What you will do: Pull every line containing "horse" from the entries.

Records for processing:
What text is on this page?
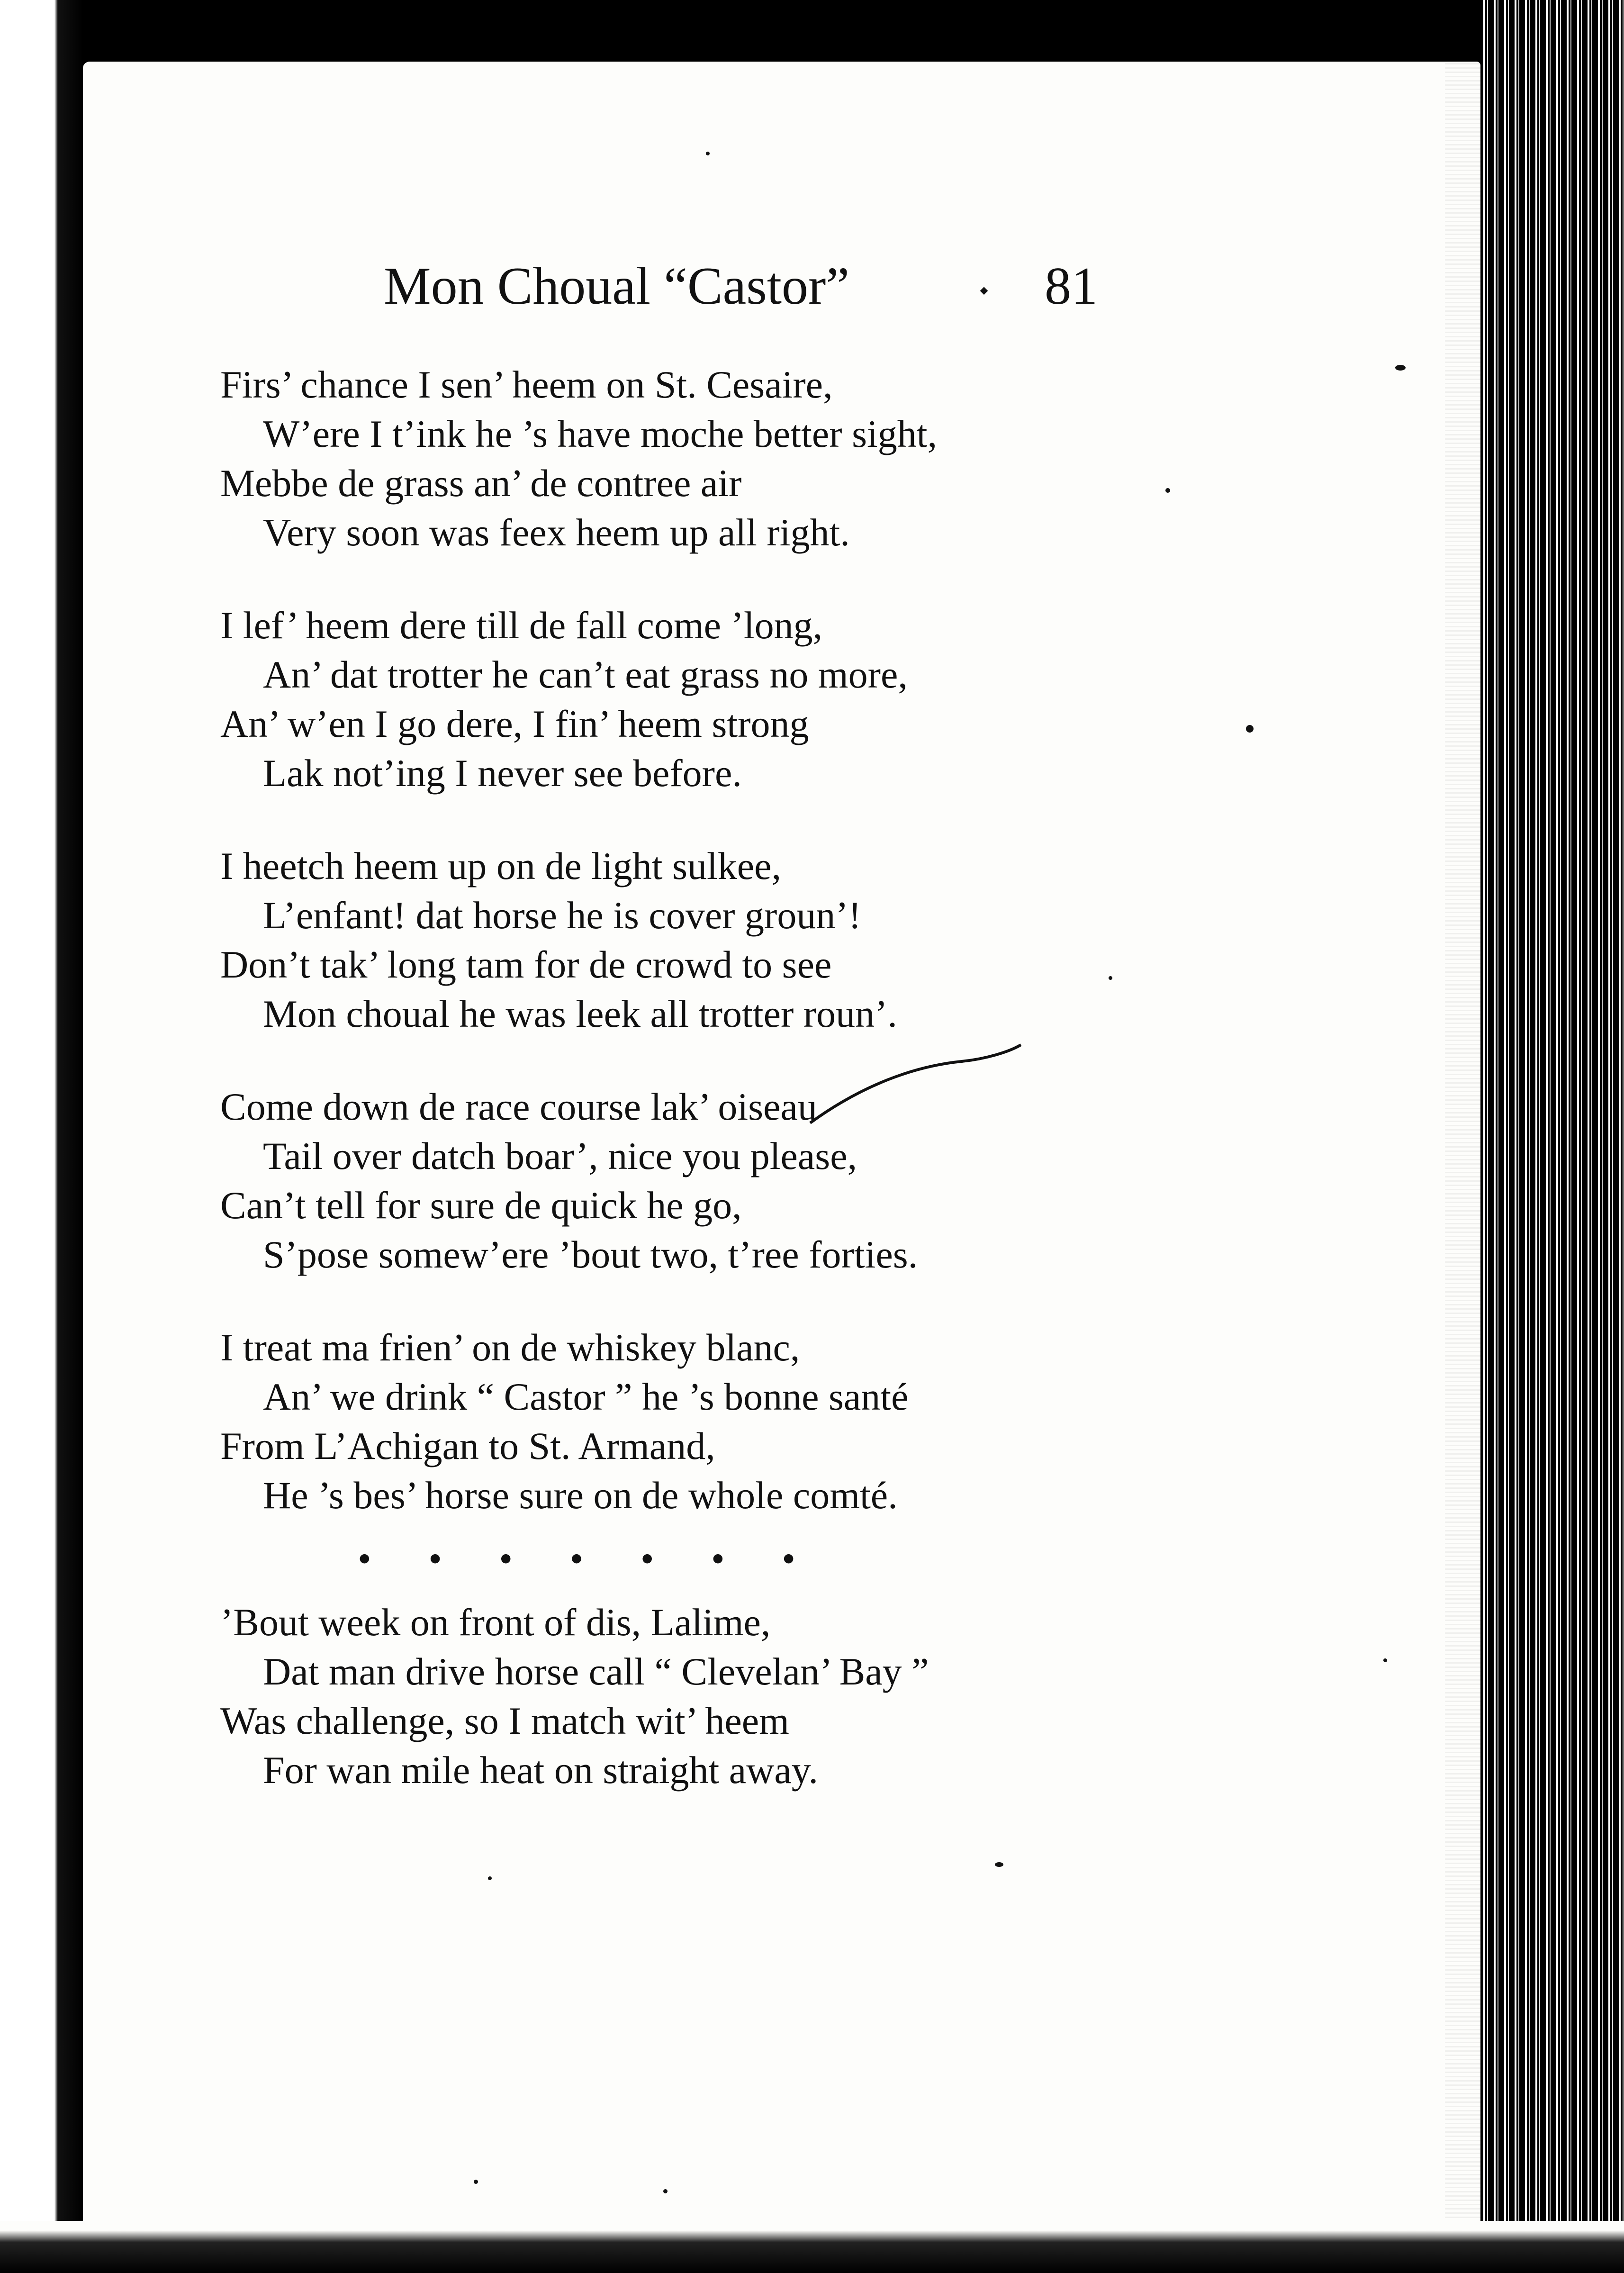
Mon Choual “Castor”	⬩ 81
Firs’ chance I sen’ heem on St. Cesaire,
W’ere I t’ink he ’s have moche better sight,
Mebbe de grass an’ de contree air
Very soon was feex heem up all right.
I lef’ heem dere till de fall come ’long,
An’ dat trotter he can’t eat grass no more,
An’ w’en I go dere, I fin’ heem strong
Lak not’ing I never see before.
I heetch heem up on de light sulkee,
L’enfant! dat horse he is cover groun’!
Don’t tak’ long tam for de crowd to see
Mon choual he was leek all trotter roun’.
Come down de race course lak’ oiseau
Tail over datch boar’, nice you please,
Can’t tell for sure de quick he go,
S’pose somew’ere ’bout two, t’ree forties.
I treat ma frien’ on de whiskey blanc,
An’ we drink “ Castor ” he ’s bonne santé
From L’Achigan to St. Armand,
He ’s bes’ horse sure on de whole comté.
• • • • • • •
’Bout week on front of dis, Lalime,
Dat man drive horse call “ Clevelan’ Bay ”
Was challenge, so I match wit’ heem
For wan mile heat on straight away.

--

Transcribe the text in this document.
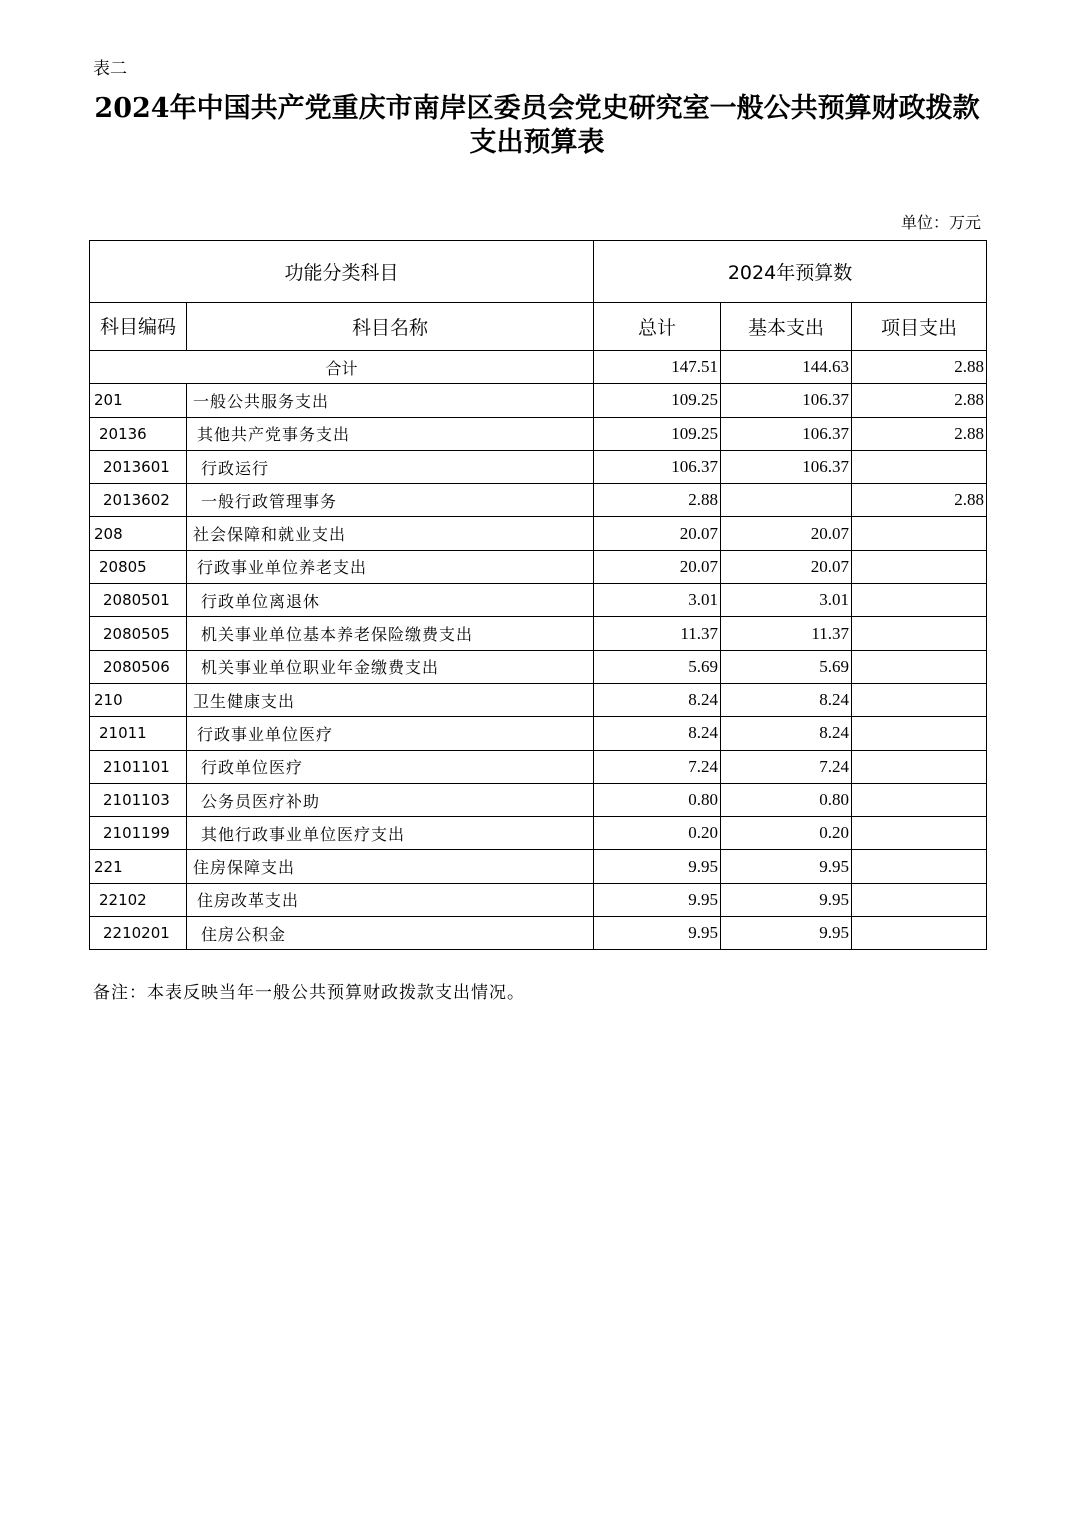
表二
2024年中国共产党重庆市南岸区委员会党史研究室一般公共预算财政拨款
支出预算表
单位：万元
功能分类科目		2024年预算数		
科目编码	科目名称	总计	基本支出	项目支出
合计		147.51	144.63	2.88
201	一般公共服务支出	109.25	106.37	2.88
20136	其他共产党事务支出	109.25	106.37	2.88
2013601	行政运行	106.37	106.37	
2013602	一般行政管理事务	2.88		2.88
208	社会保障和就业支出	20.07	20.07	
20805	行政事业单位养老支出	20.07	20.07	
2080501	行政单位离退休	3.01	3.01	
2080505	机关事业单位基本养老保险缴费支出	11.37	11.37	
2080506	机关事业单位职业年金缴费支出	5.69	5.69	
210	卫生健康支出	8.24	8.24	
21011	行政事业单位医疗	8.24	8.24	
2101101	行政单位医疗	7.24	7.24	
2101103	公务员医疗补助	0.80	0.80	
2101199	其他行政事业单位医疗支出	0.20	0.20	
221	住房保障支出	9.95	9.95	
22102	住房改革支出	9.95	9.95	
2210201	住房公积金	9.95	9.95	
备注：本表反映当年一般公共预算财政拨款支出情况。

Solution to the problem:
L’enfant! dat horse he is cover groun’!
He ’s bes’ horse sure on de whole comté.
Dat man drive horse call “ Clevelan’ Bay ”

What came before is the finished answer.